### Directions
Write out all of the records precisely. Skip anything that is a picture.

########

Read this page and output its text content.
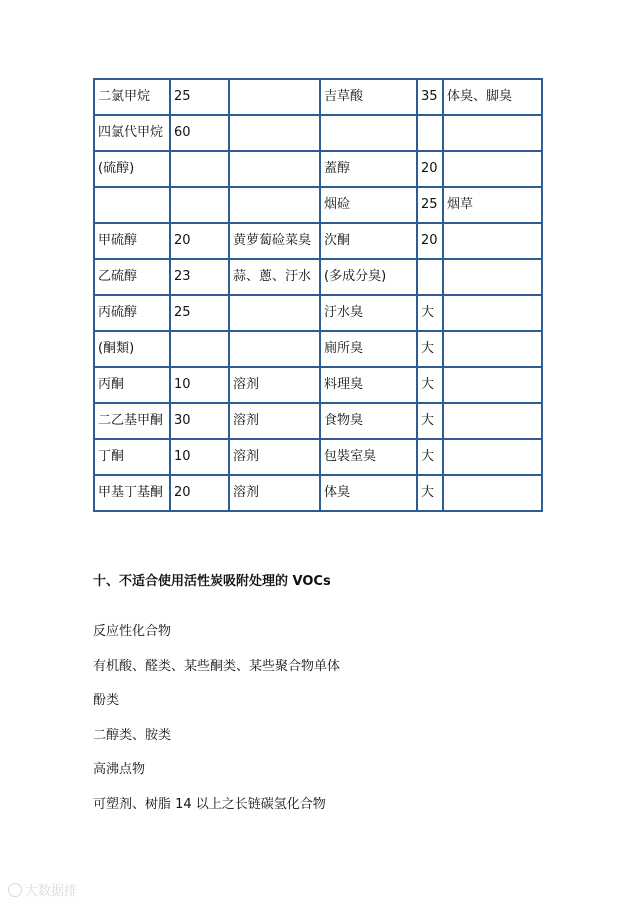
二氯甲烷	25		吉草酸	35	体臭、脚臭
四氯代甲烷	60				
(硫醇)			蓋醇	20	
			烟硷	25	烟草
甲硫醇	20	黄萝蔔硷菜臭	㳄酮	20	
乙硫醇	23	蒜、蔥、汙水	(多成分臭)		
丙硫醇	25		汙水臭	大	
(酮類)			廁所臭	大	
丙酮	10	溶剂	料理臭	大	
二乙基甲酮	30	溶剂	食物臭	大	
丁酮	10	溶剂	包裝室臭	大	
甲基丁基酮	20	溶剂	体臭	大	

十、不适合使用活性炭吸附处理的 VOCs

反应性化合物
有机酸、醛类、某些酮类、某些聚合物单体
酚类
二醇类、胺类
高沸点物
可塑剂、树脂 14 以上之长链碳氢化合物
大数据排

########

### Written solution
Read this page and output its text content.
二氯甲烷	25		吉草酸	35	体臭、脚臭
四氯代甲烷	60				
(硫醇)			蓋醇	20	
			烟硷	25	烟草
甲硫醇	20	黄萝蔔硷菜臭	㳄酮	20	
乙硫醇	23	蒜、蔥、汙水	(多成分臭)		
丙硫醇	25		汙水臭	大	
(酮類)			廁所臭	大	
丙酮	10	溶剂	料理臭	大	
二乙基甲酮	30	溶剂	食物臭	大	
丁酮	10	溶剂	包裝室臭	大	
甲基丁基酮	20	溶剂	体臭	大	

十、不适合使用活性炭吸附处理的 VOCs

反应性化合物
有机酸、醛类、某些酮类、某些聚合物单体
酚类
二醇类、胺类
高沸点物
可塑剂、树脂 14 以上之长链碳氢化合物
大数据排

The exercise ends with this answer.